Exercise prompt — Find the lines with "modified" in them and copy them out.

Raw records
-- begin --

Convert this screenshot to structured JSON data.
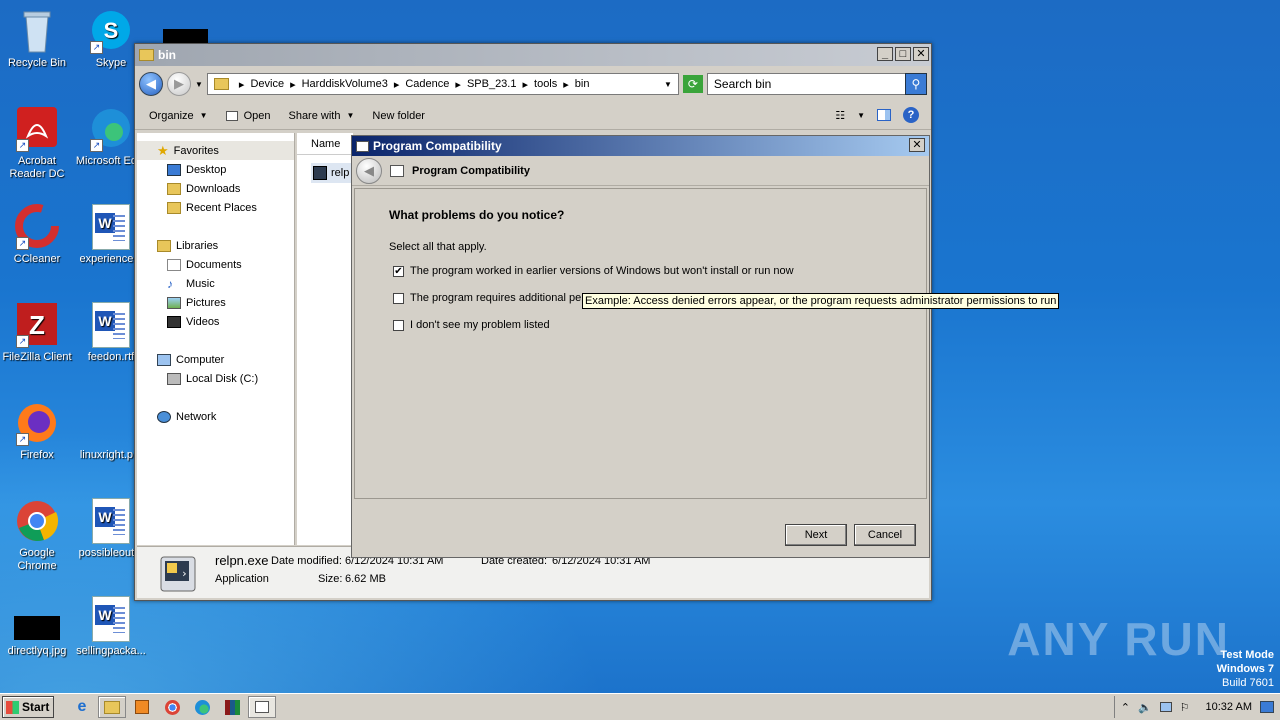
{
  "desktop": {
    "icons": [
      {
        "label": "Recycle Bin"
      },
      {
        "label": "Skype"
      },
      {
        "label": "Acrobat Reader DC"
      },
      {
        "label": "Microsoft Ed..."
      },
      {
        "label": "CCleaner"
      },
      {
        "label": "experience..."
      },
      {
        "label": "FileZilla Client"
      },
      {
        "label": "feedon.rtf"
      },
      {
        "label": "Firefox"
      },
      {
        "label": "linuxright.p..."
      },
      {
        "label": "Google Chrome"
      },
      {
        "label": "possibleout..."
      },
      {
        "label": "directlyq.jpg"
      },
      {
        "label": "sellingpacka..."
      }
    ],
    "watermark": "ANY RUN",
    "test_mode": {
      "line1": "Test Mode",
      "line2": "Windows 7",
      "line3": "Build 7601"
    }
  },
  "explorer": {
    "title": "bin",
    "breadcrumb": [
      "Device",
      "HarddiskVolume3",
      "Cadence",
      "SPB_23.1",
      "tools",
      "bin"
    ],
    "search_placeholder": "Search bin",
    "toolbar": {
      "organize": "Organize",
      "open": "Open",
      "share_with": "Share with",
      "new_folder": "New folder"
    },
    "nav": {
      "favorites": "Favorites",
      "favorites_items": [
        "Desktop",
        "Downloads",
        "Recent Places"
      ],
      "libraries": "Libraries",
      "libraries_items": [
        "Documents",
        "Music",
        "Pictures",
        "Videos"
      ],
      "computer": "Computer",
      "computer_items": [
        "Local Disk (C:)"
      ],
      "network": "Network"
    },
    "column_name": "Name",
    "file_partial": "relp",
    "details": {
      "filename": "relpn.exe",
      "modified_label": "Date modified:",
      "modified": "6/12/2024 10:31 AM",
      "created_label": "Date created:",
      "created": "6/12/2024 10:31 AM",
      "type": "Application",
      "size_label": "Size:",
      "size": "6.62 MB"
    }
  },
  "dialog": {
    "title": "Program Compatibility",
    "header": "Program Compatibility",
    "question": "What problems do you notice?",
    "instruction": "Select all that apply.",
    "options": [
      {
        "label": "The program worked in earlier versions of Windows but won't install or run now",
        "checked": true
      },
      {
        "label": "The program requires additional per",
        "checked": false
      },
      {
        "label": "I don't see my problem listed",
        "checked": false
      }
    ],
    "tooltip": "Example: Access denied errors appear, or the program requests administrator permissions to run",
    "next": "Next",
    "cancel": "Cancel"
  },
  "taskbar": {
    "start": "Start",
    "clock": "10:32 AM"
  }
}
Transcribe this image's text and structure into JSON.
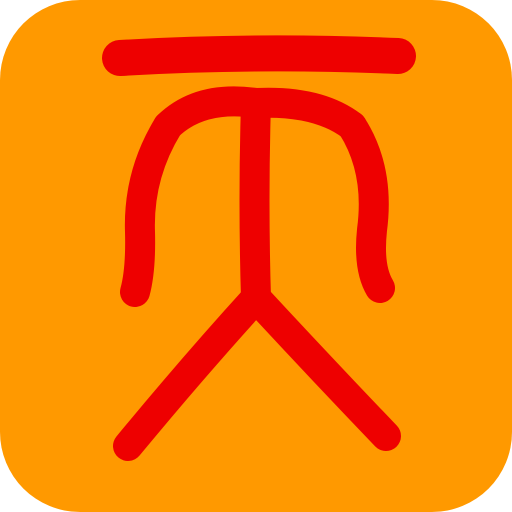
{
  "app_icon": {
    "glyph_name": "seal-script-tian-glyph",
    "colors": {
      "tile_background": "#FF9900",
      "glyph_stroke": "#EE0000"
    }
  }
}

-- end --

Result of this task —
      "modified_label": "Date modified:",
      "modified": "6/12/2024 10:31 AM",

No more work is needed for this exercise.